● What is expected
Your answer should be one number: how many lines of the records hold the string "Nights".

================================

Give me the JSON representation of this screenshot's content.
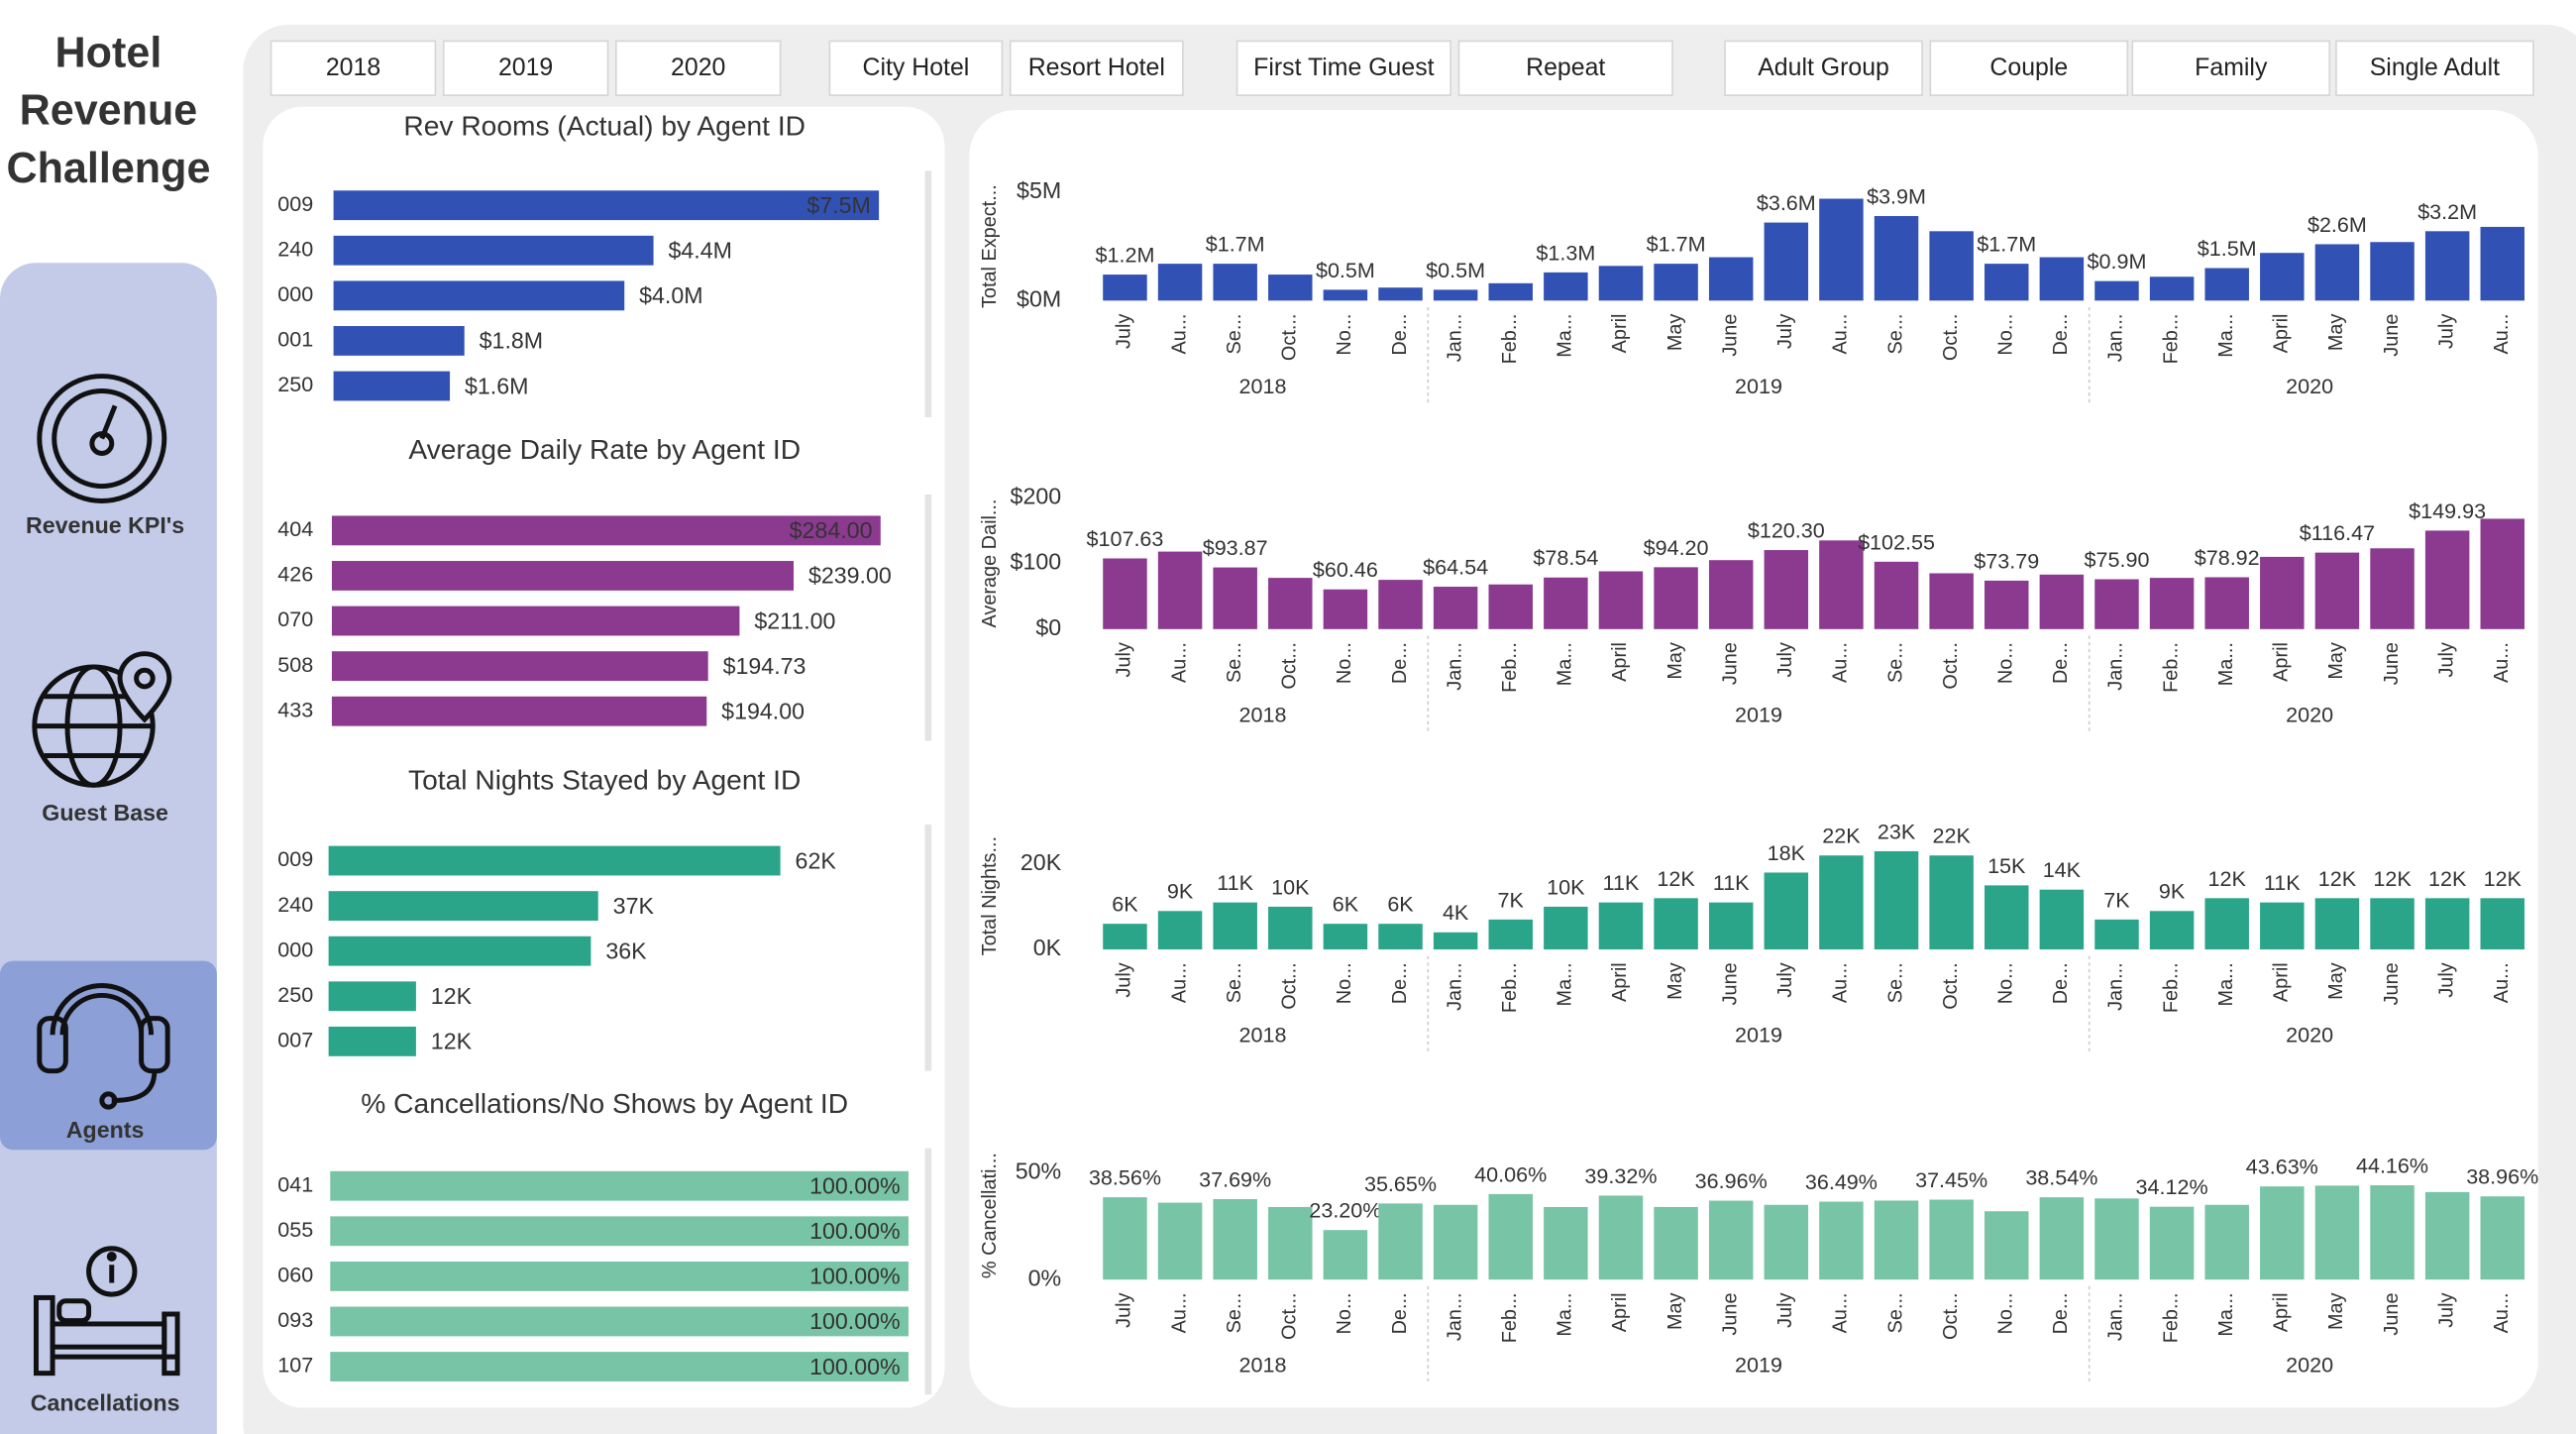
{
  "sidebar": {
    "title": [
      "Hotel",
      "Revenue",
      "Challenge"
    ],
    "nav": [
      "Revenue KPI's",
      "Guest Base",
      "Agents",
      "Cancellations"
    ],
    "selected": "Agents"
  },
  "filters": [
    [
      "2018",
      "2019",
      "2020"
    ],
    [
      "City Hotel",
      "Resort Hotel"
    ],
    [
      "First Time Guest",
      "Repeat"
    ],
    [
      "Adult Group",
      "Couple",
      "Family",
      "Single Adult"
    ]
  ],
  "chart_data": [
    {
      "type": "hbar",
      "title": "Rev Rooms (Actual) by Agent ID",
      "color": "#3152b4",
      "categories": [
        "009",
        "240",
        "000",
        "001",
        "250"
      ],
      "values": [
        7500000,
        4400000,
        4000000,
        1800000,
        1600000
      ],
      "value_labels": [
        "$7.5M",
        "$4.4M",
        "$4.0M",
        "$1.8M",
        "$1.6M"
      ]
    },
    {
      "type": "hbar",
      "title": "Average Daily Rate by Agent ID",
      "color": "#8b3a8f",
      "categories": [
        "404",
        "426",
        "070",
        "508",
        "433"
      ],
      "values": [
        284,
        239,
        211,
        194.73,
        194
      ],
      "value_labels": [
        "$284.00",
        "$239.00",
        "$211.00",
        "$194.73",
        "$194.00"
      ]
    },
    {
      "type": "hbar",
      "title": "Total Nights Stayed by Agent ID",
      "color": "#2aa58a",
      "categories": [
        "009",
        "240",
        "000",
        "250",
        "007"
      ],
      "values": [
        62000,
        37000,
        36000,
        12000,
        12000
      ],
      "value_labels": [
        "62K",
        "37K",
        "36K",
        "12K",
        "12K"
      ]
    },
    {
      "type": "hbar",
      "title": "% Cancellations/No Shows by Agent ID",
      "color": "#77c4a6",
      "categories": [
        "041",
        "055",
        "060",
        "093",
        "107"
      ],
      "values": [
        100,
        100,
        100,
        100,
        100
      ],
      "value_labels": [
        "100.00%",
        "100.00%",
        "100.00%",
        "100.00%",
        "100.00%"
      ]
    },
    {
      "type": "column",
      "y_label": "Total Expect...",
      "color": "#3152b4",
      "ylim": [
        0,
        5000000
      ],
      "yticks": [
        {
          "value": 0,
          "label": "$0M"
        },
        {
          "value": 5000000,
          "label": "$5M"
        }
      ],
      "groups": [
        {
          "label": "2018",
          "categories": [
            "July",
            "Au...",
            "Se...",
            "Oct...",
            "No...",
            "De..."
          ],
          "values": [
            1200000,
            1700000,
            1700000,
            1200000,
            500000,
            600000
          ],
          "value_labels": [
            "$1.2M",
            null,
            "$1.7M",
            null,
            "$0.5M",
            null
          ]
        },
        {
          "label": "2019",
          "categories": [
            "Jan...",
            "Feb...",
            "Ma...",
            "April",
            "May",
            "June",
            "July",
            "Au...",
            "Se...",
            "Oct...",
            "No...",
            "De..."
          ],
          "values": [
            500000,
            800000,
            1300000,
            1600000,
            1700000,
            2000000,
            3600000,
            4700000,
            3900000,
            3200000,
            1700000,
            2000000
          ],
          "value_labels": [
            "$0.5M",
            null,
            "$1.3M",
            null,
            "$1.7M",
            null,
            "$3.6M",
            null,
            "$3.9M",
            null,
            "$1.7M",
            null
          ]
        },
        {
          "label": "2020",
          "categories": [
            "Jan...",
            "Feb...",
            "Ma...",
            "April",
            "May",
            "June",
            "July",
            "Au..."
          ],
          "values": [
            900000,
            1100000,
            1500000,
            2200000,
            2600000,
            2700000,
            3200000,
            3400000
          ],
          "value_labels": [
            "$0.9M",
            null,
            "$1.5M",
            null,
            "$2.6M",
            null,
            "$3.2M",
            null
          ]
        }
      ]
    },
    {
      "type": "column",
      "y_label": "Average Dail...",
      "color": "#8b3a8f",
      "ylim": [
        0,
        200
      ],
      "yticks": [
        {
          "value": 0,
          "label": "$0"
        },
        {
          "value": 100,
          "label": "$100"
        },
        {
          "value": 200,
          "label": "$200"
        }
      ],
      "groups": [
        {
          "label": "2018",
          "categories": [
            "July",
            "Au...",
            "Se...",
            "Oct...",
            "No...",
            "De..."
          ],
          "values": [
            107.63,
            118,
            93.87,
            78,
            60.46,
            75
          ],
          "value_labels": [
            "$107.63",
            null,
            "$93.87",
            null,
            "$60.46",
            null
          ]
        },
        {
          "label": "2019",
          "categories": [
            "Jan...",
            "Feb...",
            "Ma...",
            "April",
            "May",
            "June",
            "July",
            "Au...",
            "Se...",
            "Oct...",
            "No...",
            "De..."
          ],
          "values": [
            64.54,
            68,
            78.54,
            88,
            94.2,
            105,
            120.3,
            135,
            102.55,
            85,
            73.79,
            83
          ],
          "value_labels": [
            "$64.54",
            null,
            "$78.54",
            null,
            "$94.20",
            null,
            "$120.30",
            null,
            "$102.55",
            null,
            "$73.79",
            null
          ]
        },
        {
          "label": "2020",
          "categories": [
            "Jan...",
            "Feb...",
            "Ma...",
            "April",
            "May",
            "June",
            "July",
            "Au..."
          ],
          "values": [
            75.9,
            78,
            78.92,
            110,
            116.47,
            123,
            149.93,
            168
          ],
          "value_labels": [
            "$75.90",
            null,
            "$78.92",
            null,
            "$116.47",
            null,
            "$149.93",
            null
          ]
        }
      ]
    },
    {
      "type": "column",
      "y_label": "Total Nights...",
      "color": "#2aa58a",
      "ylim": [
        0,
        25000
      ],
      "yticks": [
        {
          "value": 0,
          "label": "0K"
        },
        {
          "value": 20000,
          "label": "20K"
        }
      ],
      "groups": [
        {
          "label": "2018",
          "categories": [
            "July",
            "Au...",
            "Se...",
            "Oct...",
            "No...",
            "De..."
          ],
          "values": [
            6000,
            9000,
            11000,
            10000,
            6000,
            6000
          ],
          "value_labels": [
            "6K",
            "9K",
            "11K",
            "10K",
            "6K",
            "6K"
          ]
        },
        {
          "label": "2019",
          "categories": [
            "Jan...",
            "Feb...",
            "Ma...",
            "April",
            "May",
            "June",
            "July",
            "Au...",
            "Se...",
            "Oct...",
            "No...",
            "De..."
          ],
          "values": [
            4000,
            7000,
            10000,
            11000,
            12000,
            11000,
            18000,
            22000,
            23000,
            22000,
            15000,
            14000
          ],
          "value_labels": [
            "4K",
            "7K",
            "10K",
            "11K",
            "12K",
            "11K",
            "18K",
            "22K",
            "23K",
            "22K",
            "15K",
            "14K"
          ]
        },
        {
          "label": "2020",
          "categories": [
            "Jan...",
            "Feb...",
            "Ma...",
            "April",
            "May",
            "June",
            "July",
            "Au..."
          ],
          "values": [
            7000,
            9000,
            12000,
            11000,
            12000,
            12000,
            12000,
            12000
          ],
          "value_labels": [
            "7K",
            "9K",
            "12K",
            "11K",
            "12K",
            "12K",
            "12K",
            "12K"
          ]
        }
      ]
    },
    {
      "type": "column",
      "y_label": "% Cancellati...",
      "color": "#77c4a6",
      "ylim": [
        0,
        60
      ],
      "yticks": [
        {
          "value": 0,
          "label": "0%"
        },
        {
          "value": 50,
          "label": "50%"
        }
      ],
      "groups": [
        {
          "label": "2018",
          "categories": [
            "July",
            "Au...",
            "Se...",
            "Oct...",
            "No...",
            "De..."
          ],
          "values": [
            38.56,
            36,
            37.69,
            34,
            23.2,
            35.65
          ],
          "value_labels": [
            "38.56%",
            null,
            "37.69%",
            null,
            "23.20%",
            "35.65%"
          ]
        },
        {
          "label": "2019",
          "categories": [
            "Jan...",
            "Feb...",
            "Ma...",
            "April",
            "May",
            "June",
            "July",
            "Au...",
            "Se...",
            "Oct...",
            "No...",
            "De..."
          ],
          "values": [
            35,
            40.06,
            34,
            39.32,
            34,
            36.96,
            35,
            36.49,
            37,
            37.45,
            32,
            38.54
          ],
          "value_labels": [
            null,
            "40.06%",
            null,
            "39.32%",
            null,
            "36.96%",
            null,
            "36.49%",
            null,
            "37.45%",
            null,
            "38.54%"
          ]
        },
        {
          "label": "2020",
          "categories": [
            "Jan...",
            "Feb...",
            "Ma...",
            "April",
            "May",
            "June",
            "July",
            "Au..."
          ],
          "values": [
            38,
            34.12,
            35,
            43.63,
            44,
            44.16,
            41,
            38.96
          ],
          "value_labels": [
            null,
            "34.12%",
            null,
            "43.63%",
            null,
            "44.16%",
            null,
            "38.96%"
          ]
        }
      ]
    }
  ]
}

================================

● Exercise output
2